__Material for this exercise__:
----
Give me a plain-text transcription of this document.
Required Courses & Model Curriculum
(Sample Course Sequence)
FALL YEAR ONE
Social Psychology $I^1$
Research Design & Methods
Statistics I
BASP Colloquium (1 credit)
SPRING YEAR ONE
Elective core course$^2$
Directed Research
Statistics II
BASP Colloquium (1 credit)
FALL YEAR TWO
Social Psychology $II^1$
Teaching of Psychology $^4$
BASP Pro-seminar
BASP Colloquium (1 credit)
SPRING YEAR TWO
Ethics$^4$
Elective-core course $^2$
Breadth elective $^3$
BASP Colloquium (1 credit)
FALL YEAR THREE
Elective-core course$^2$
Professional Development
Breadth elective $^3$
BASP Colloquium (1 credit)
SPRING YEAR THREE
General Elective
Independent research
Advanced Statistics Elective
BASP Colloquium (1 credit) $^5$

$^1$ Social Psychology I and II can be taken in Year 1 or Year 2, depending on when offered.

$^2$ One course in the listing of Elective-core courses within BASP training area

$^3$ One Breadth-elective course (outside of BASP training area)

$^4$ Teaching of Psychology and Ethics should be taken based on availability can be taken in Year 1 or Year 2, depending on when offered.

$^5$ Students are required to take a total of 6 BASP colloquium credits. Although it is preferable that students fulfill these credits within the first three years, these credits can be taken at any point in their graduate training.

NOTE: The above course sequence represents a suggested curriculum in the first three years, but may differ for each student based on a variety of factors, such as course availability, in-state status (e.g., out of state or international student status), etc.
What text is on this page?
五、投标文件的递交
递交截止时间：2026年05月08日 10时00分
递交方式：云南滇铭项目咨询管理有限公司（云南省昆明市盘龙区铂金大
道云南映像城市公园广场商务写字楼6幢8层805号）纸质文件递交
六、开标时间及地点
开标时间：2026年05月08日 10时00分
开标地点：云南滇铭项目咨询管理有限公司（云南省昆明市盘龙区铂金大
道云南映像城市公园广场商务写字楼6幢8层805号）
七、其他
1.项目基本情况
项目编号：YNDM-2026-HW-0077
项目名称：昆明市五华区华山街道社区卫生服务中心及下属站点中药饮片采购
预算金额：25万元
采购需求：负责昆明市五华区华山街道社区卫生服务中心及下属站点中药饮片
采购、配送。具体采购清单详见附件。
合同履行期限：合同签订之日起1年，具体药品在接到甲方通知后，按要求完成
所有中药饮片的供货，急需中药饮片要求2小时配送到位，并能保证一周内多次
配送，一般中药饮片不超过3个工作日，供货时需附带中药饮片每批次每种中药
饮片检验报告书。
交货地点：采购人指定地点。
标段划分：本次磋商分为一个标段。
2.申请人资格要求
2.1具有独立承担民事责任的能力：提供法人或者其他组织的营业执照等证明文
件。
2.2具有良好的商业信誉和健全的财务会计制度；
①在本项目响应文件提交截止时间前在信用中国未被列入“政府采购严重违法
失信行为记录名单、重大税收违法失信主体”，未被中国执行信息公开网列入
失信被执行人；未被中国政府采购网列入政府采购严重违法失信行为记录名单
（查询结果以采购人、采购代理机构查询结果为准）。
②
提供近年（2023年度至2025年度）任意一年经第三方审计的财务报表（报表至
----
__Work to complete__: Find and copy each line above that includes the string "云南滇铭项目咨询管理有限公司".

__Final result__:
递交方式：云南滇铭项目咨询管理有限公司（云南省昆明市盘龙区铂金大
开标地点：云南滇铭项目咨询管理有限公司（云南省昆明市盘龙区铂金大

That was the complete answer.